# What you should do
Your task is to gather the lines below that hold the string "this".

[Dataset entries on figures]
— BEGIN —
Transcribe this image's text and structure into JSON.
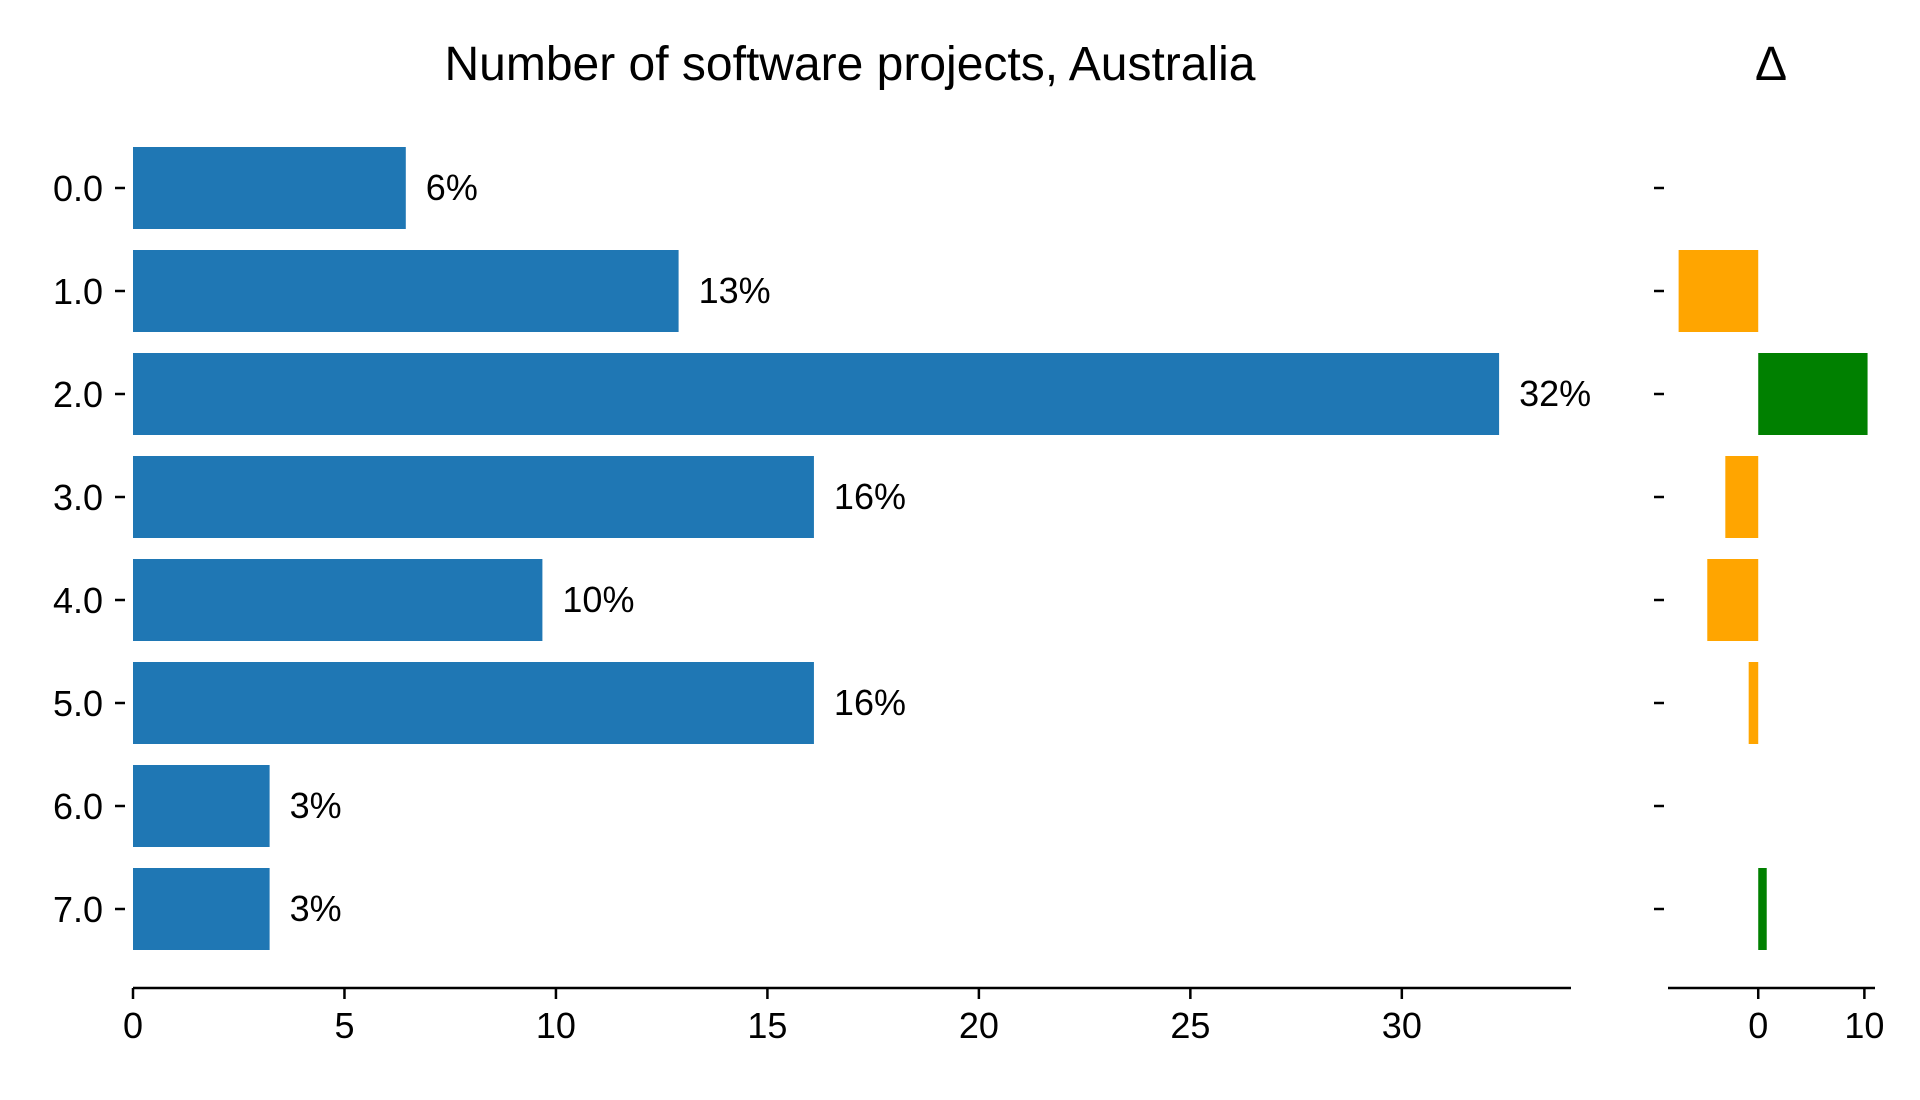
{
  "chart_data": [
    {
      "type": "bar",
      "orientation": "horizontal",
      "title": "Number of software projects, Australia",
      "xlabel": "",
      "ylabel": "",
      "categories": [
        "0.0",
        "1.0",
        "2.0",
        "3.0",
        "4.0",
        "5.0",
        "6.0",
        "7.0"
      ],
      "values": [
        6.45,
        12.9,
        32.3,
        16.1,
        9.68,
        16.1,
        3.23,
        3.23
      ],
      "data_labels": [
        "6%",
        "13%",
        "32%",
        "16%",
        "10%",
        "16%",
        "3%",
        "3%"
      ],
      "xlim": [
        0,
        34
      ],
      "xticks": [
        0,
        5,
        10,
        15,
        20,
        25,
        30
      ],
      "xtick_labels": [
        "0",
        "5",
        "10",
        "15",
        "20",
        "25",
        "30"
      ],
      "bar_color": "#1f77b4",
      "grid": false,
      "legend": "none"
    },
    {
      "type": "bar",
      "orientation": "horizontal",
      "title": "Δ",
      "xlabel": "",
      "ylabel": "",
      "categories": [
        "0.0",
        "1.0",
        "2.0",
        "3.0",
        "4.0",
        "5.0",
        "6.0",
        "7.0"
      ],
      "values": [
        0,
        -7.5,
        10.3,
        -3.1,
        -4.8,
        -0.9,
        0,
        0.8
      ],
      "xlim": [
        -8.5,
        11
      ],
      "xticks": [
        0,
        10
      ],
      "xtick_labels": [
        "0",
        "10"
      ],
      "positive_color": "#008000",
      "negative_color": "#ffa500",
      "grid": false,
      "legend": "none"
    }
  ]
}
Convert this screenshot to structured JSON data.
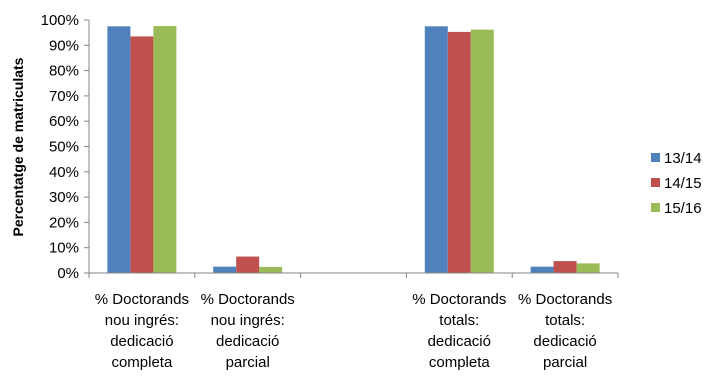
— END —
# Full solution
Transcribe this image's text and structure into JSON.
Convert this screenshot to structured JSON data.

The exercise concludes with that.